-- start DATA SUPPLIED --

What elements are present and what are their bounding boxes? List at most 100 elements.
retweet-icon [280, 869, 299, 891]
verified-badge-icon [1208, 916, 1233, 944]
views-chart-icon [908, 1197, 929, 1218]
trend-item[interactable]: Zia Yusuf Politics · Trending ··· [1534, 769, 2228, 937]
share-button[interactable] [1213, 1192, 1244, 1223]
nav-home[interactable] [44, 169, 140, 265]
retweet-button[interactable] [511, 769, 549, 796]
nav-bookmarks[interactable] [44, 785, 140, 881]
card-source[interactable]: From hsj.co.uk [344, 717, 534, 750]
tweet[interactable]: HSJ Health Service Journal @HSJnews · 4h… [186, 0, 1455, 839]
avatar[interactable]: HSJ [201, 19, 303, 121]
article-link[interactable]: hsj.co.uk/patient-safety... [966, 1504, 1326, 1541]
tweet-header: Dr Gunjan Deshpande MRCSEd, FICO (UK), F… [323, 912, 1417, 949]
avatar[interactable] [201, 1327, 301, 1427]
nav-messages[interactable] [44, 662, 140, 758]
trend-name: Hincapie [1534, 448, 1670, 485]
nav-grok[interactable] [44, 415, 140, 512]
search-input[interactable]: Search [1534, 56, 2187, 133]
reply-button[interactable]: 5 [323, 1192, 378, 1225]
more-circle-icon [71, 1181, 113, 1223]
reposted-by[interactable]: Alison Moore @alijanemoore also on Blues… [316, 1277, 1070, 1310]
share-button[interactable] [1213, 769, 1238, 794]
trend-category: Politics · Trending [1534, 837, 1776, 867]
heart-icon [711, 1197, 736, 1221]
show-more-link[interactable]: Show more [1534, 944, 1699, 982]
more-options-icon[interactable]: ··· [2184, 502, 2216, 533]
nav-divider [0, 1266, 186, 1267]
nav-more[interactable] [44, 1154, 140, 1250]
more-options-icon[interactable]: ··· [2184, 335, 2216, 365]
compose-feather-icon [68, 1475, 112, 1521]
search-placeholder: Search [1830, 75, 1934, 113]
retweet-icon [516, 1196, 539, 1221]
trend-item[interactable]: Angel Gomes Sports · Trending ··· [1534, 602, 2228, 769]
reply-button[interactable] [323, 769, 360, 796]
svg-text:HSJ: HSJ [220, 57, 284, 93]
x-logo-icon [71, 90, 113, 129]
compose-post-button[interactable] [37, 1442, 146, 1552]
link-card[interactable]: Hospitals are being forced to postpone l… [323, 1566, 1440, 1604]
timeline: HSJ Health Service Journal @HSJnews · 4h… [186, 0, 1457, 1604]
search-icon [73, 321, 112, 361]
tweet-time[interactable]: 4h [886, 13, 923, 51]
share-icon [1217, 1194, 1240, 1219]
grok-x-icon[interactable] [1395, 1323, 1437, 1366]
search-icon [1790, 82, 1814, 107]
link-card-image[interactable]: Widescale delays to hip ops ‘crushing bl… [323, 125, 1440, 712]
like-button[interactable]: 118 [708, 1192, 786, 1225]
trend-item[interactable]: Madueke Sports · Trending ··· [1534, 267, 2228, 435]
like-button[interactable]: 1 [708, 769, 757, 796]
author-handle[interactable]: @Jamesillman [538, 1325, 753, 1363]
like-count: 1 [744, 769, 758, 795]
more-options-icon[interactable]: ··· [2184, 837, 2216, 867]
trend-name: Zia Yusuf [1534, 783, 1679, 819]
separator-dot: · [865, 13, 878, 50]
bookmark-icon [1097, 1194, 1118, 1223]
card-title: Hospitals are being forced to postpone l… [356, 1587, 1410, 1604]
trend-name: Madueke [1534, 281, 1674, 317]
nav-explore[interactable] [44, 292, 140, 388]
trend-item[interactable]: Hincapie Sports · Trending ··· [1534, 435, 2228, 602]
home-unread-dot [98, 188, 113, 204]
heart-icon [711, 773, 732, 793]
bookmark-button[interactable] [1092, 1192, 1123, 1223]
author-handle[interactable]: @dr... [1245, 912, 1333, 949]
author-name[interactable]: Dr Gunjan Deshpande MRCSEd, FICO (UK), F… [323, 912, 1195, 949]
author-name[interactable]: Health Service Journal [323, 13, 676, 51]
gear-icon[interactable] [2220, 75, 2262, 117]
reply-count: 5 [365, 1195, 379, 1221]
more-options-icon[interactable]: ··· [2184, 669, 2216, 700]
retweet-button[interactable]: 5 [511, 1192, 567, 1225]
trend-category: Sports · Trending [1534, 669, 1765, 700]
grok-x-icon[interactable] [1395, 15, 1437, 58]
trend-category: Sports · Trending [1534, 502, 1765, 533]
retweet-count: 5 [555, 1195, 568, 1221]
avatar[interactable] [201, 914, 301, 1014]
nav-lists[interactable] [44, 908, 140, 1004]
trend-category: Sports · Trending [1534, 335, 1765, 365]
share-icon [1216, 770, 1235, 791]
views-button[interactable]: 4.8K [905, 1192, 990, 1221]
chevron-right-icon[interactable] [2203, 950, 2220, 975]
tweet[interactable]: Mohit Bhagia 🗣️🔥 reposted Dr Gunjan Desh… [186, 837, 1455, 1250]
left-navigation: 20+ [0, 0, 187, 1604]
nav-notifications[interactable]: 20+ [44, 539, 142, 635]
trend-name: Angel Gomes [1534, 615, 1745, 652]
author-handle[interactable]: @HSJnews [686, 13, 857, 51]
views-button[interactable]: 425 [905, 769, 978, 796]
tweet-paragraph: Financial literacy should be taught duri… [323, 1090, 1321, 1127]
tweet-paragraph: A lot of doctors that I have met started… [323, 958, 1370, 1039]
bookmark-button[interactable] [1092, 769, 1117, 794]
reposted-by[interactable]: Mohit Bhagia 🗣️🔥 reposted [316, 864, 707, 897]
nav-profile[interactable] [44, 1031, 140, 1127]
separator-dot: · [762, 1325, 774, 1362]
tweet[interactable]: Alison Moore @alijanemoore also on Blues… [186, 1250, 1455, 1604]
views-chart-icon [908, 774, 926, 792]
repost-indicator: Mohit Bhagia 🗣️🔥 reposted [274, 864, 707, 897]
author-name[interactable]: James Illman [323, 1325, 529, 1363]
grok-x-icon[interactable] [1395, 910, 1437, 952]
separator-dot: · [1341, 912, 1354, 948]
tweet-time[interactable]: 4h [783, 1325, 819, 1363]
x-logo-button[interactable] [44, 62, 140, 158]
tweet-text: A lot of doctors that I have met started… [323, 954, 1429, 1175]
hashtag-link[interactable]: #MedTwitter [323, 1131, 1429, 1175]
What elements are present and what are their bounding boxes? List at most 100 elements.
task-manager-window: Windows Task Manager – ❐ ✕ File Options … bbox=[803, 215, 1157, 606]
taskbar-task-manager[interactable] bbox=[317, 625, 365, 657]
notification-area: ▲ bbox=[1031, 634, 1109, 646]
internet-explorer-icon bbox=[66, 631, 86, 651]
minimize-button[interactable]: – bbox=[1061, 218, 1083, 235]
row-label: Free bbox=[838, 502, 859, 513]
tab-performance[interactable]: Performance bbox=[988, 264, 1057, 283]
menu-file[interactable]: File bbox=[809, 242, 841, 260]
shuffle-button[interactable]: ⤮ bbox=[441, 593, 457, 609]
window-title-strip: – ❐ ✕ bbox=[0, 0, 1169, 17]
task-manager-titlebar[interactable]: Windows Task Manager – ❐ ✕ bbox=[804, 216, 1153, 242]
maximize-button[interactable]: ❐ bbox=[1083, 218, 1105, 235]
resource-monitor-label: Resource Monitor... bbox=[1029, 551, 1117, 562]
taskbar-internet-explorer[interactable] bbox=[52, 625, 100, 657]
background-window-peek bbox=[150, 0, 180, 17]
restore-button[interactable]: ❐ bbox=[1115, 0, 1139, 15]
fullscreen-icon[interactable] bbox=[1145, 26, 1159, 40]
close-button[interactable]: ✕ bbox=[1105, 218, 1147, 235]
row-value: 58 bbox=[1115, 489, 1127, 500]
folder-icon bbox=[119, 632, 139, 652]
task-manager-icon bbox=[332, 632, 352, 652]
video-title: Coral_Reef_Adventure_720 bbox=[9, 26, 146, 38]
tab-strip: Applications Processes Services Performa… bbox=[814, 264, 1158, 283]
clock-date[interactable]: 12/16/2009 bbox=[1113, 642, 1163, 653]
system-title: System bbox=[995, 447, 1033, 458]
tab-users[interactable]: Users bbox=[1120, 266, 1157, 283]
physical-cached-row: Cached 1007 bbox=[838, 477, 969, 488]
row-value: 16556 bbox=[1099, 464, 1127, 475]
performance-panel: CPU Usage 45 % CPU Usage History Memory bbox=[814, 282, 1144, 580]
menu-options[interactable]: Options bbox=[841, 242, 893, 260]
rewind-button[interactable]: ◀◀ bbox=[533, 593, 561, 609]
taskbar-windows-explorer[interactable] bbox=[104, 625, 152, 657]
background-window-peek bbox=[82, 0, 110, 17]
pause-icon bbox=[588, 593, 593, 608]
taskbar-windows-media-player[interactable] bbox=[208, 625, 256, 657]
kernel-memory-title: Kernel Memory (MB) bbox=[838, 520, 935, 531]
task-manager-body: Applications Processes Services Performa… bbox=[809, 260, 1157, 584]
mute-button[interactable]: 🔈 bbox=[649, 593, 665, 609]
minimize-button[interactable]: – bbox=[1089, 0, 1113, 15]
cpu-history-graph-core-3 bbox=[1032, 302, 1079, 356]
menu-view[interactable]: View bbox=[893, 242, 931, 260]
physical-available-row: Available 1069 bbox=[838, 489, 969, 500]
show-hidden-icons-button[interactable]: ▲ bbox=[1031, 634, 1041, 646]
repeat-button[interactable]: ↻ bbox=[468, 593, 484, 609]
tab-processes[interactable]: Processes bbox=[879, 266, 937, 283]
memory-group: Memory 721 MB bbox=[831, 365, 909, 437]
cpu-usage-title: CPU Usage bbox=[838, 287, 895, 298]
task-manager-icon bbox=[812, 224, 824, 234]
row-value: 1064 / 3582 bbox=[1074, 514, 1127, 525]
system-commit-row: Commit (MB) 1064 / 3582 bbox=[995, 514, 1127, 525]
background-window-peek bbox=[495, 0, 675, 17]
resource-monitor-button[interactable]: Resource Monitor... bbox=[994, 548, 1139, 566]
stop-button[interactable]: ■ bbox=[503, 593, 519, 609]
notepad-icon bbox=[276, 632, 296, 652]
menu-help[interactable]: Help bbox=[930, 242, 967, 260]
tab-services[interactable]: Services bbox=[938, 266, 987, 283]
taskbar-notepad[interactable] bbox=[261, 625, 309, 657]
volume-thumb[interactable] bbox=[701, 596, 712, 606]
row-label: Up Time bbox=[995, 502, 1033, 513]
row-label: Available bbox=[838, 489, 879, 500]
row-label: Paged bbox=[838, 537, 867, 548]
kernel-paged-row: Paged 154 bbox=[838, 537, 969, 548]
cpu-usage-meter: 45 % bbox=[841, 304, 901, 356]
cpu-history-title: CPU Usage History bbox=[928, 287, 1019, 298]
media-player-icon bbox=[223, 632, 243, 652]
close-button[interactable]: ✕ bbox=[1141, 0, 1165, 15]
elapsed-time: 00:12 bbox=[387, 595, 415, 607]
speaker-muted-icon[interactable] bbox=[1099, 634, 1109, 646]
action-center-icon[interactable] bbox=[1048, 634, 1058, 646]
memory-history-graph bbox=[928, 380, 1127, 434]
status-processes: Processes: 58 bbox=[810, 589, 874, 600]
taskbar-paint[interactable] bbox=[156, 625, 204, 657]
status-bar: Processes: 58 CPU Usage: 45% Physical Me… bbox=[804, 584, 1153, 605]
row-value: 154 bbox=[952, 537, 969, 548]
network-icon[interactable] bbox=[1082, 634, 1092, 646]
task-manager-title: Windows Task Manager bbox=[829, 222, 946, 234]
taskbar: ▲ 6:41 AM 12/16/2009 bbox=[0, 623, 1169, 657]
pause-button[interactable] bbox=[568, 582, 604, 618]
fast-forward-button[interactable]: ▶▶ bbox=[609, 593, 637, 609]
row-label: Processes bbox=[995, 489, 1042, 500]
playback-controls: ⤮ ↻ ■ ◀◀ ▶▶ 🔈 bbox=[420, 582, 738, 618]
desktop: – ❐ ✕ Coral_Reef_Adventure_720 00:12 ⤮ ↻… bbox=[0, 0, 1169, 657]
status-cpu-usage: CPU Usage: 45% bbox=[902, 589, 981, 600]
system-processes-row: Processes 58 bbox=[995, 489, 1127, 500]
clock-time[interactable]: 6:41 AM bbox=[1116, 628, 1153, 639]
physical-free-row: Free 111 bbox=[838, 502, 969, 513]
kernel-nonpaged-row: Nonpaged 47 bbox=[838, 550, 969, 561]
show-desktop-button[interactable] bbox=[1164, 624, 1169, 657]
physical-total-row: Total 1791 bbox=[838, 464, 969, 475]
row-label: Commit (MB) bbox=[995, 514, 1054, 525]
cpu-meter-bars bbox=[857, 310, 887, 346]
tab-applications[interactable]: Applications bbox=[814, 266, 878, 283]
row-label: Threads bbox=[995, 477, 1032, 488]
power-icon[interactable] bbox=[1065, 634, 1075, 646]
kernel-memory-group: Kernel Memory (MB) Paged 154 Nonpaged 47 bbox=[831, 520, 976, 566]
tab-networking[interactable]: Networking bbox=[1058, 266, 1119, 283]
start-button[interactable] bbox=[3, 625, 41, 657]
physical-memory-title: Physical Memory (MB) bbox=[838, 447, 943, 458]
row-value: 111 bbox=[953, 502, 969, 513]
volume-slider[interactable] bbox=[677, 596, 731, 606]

-- end DATA SUPPLIED --

● **EXERCISE DIRECTIONS**: Turn the items, from the first line up to and including the line with "nav-messages[interactable] [44, 662, 140, 758]", into a Markdown table with the columns Row and Item Line. Number each row and skip any blank lines.

● **EXERCISE RESULT**:
| Row | Item Line |
|---|---|
| 1 | What elements are present and what are their bounding boxes? List at most 100 elements. |
| 2 | retweet-icon [280, 869, 299, 891] |
| 3 | verified-badge-icon [1208, 916, 1233, 944] |
| 4 | views-chart-icon [908, 1197, 929, 1218] |
| 5 | trend-item[interactable]: Zia Yusuf Politics · Trending ··· [1534, 769, 2228, 937] |
| 6 | share-button[interactable] [1213, 1192, 1244, 1223] |
| 7 | nav-home[interactable] [44, 169, 140, 265] |
| 8 | retweet-button[interactable] [511, 769, 549, 796] |
| 9 | nav-bookmarks[interactable] [44, 785, 140, 881] |
| 10 | card-source[interactable]: From hsj.co.uk [344, 717, 534, 750] |
| 11 | tweet[interactable]: HSJ Health Service Journal @HSJnews · 4h… [186, 0, 1455, 839] |
| 12 | avatar[interactable]: HSJ [201, 19, 303, 121] |
| 13 | article-link[interactable]: hsj.co.uk/patient-safety... [966, 1504, 1326, 1541] |
| 14 | tweet-header: Dr Gunjan Deshpande MRCSEd, FICO (UK), F… [323, 912, 1417, 949] |
| 15 | avatar[interactable] [201, 1327, 301, 1427] |
| 16 | nav-messages[interactable] [44, 662, 140, 758] |